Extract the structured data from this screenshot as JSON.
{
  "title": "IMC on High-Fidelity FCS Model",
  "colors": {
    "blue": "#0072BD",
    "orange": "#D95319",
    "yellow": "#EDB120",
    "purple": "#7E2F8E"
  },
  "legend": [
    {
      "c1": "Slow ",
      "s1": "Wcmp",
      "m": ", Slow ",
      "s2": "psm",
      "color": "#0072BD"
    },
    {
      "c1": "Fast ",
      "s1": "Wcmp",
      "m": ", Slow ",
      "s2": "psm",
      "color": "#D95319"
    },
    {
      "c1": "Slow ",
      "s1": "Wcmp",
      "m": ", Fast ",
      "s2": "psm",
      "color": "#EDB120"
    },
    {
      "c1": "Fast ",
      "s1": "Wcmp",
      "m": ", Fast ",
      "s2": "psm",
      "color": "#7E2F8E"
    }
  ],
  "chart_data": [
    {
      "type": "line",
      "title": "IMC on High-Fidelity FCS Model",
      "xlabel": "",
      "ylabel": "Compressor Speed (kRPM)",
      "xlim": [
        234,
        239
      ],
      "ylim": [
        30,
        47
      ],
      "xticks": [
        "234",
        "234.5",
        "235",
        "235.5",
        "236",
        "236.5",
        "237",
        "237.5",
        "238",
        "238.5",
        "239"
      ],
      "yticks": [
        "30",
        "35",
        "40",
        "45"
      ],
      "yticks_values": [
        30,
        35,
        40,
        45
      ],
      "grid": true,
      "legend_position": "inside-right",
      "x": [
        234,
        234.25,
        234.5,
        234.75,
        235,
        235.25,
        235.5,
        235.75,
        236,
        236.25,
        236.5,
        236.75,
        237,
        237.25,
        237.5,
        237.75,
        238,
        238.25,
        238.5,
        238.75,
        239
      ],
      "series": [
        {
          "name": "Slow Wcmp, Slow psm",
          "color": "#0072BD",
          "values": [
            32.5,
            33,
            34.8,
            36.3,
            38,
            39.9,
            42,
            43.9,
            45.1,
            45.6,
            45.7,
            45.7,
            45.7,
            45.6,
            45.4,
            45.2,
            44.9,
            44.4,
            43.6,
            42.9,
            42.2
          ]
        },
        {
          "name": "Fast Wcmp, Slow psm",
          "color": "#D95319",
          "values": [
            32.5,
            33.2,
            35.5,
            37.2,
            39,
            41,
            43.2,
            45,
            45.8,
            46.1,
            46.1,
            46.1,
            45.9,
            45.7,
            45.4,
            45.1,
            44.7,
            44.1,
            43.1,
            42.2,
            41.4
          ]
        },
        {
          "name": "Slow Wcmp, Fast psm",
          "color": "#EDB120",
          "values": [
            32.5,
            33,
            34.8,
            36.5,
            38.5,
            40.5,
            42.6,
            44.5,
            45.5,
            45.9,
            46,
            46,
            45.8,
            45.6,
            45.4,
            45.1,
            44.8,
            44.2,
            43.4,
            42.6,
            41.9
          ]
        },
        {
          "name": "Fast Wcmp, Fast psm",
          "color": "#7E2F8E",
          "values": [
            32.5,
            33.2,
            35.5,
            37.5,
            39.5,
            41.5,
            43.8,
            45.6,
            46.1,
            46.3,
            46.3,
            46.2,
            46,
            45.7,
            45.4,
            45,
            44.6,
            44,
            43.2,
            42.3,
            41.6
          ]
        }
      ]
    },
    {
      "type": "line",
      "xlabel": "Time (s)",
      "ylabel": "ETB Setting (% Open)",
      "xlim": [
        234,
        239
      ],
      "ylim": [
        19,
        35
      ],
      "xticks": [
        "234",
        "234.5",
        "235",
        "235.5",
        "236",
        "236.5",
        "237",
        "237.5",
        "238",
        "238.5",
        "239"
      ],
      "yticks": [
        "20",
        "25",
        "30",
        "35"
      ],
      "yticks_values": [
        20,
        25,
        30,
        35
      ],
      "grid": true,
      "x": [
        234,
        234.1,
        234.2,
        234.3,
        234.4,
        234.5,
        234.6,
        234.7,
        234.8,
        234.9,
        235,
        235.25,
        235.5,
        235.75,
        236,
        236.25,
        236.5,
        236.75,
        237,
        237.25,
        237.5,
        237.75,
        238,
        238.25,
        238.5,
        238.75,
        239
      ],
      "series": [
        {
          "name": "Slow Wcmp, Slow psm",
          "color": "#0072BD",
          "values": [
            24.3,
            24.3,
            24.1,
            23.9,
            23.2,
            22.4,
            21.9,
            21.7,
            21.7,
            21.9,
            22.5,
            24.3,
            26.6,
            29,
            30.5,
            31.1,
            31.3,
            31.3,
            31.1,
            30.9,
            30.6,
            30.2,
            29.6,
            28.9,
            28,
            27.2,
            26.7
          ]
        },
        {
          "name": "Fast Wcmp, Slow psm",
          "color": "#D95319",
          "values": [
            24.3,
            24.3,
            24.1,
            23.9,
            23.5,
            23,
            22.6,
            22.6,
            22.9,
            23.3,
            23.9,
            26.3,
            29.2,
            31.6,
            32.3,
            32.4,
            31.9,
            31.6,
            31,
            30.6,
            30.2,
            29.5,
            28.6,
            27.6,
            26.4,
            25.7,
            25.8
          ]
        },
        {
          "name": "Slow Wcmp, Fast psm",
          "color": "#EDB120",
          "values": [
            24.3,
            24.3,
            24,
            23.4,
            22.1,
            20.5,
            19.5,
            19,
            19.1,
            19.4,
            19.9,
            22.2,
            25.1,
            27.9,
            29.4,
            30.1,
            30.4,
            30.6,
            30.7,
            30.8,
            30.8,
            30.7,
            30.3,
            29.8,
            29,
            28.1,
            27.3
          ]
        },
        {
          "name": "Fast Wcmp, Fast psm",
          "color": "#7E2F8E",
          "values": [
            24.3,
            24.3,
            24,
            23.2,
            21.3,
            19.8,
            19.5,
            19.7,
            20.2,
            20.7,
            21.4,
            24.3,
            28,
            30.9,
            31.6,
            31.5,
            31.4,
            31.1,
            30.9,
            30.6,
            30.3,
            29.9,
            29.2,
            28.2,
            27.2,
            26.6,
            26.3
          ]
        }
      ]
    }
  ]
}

* * *

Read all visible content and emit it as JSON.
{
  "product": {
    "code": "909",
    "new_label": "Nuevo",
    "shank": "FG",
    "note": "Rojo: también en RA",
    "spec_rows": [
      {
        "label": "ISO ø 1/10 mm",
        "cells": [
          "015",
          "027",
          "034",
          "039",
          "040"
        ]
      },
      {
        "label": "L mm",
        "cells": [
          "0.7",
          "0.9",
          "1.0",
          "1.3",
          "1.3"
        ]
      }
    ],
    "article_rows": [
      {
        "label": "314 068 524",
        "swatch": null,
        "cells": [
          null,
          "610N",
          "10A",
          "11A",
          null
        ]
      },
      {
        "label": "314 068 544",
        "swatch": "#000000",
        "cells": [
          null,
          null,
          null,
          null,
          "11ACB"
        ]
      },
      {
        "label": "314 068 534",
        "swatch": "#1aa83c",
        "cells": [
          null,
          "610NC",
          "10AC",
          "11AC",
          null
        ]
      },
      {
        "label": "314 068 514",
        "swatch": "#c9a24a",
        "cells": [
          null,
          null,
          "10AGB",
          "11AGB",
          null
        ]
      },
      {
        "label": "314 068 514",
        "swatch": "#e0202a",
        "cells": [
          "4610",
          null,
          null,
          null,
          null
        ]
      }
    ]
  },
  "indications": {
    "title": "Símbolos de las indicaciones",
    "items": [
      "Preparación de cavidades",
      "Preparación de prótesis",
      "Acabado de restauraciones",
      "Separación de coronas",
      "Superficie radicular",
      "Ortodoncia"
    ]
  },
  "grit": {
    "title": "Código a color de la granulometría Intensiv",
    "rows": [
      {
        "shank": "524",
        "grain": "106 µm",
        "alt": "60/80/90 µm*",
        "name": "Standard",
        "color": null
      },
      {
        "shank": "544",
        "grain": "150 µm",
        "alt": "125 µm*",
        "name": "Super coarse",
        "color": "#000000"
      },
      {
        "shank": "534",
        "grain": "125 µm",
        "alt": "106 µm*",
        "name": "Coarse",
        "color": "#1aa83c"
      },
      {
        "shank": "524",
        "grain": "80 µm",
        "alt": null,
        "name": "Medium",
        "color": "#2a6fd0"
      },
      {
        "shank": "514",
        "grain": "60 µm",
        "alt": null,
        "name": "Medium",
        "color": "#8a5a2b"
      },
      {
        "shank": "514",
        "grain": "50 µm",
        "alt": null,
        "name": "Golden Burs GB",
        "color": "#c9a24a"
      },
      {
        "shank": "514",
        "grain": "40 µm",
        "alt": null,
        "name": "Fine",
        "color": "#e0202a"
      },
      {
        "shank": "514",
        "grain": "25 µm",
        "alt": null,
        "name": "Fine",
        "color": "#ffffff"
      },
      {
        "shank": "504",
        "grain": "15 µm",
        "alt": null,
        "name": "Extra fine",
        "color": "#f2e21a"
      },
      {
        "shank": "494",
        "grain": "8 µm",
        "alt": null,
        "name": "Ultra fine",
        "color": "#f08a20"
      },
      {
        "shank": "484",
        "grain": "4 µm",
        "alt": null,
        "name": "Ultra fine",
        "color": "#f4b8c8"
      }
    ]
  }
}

- Problem to solve: Copy out all lines from the material above that contain the string "High".

- Output for this task:
  "title": "IMC on High-Fidelity FCS Model",
      "title": "IMC on High-Fidelity FCS Model",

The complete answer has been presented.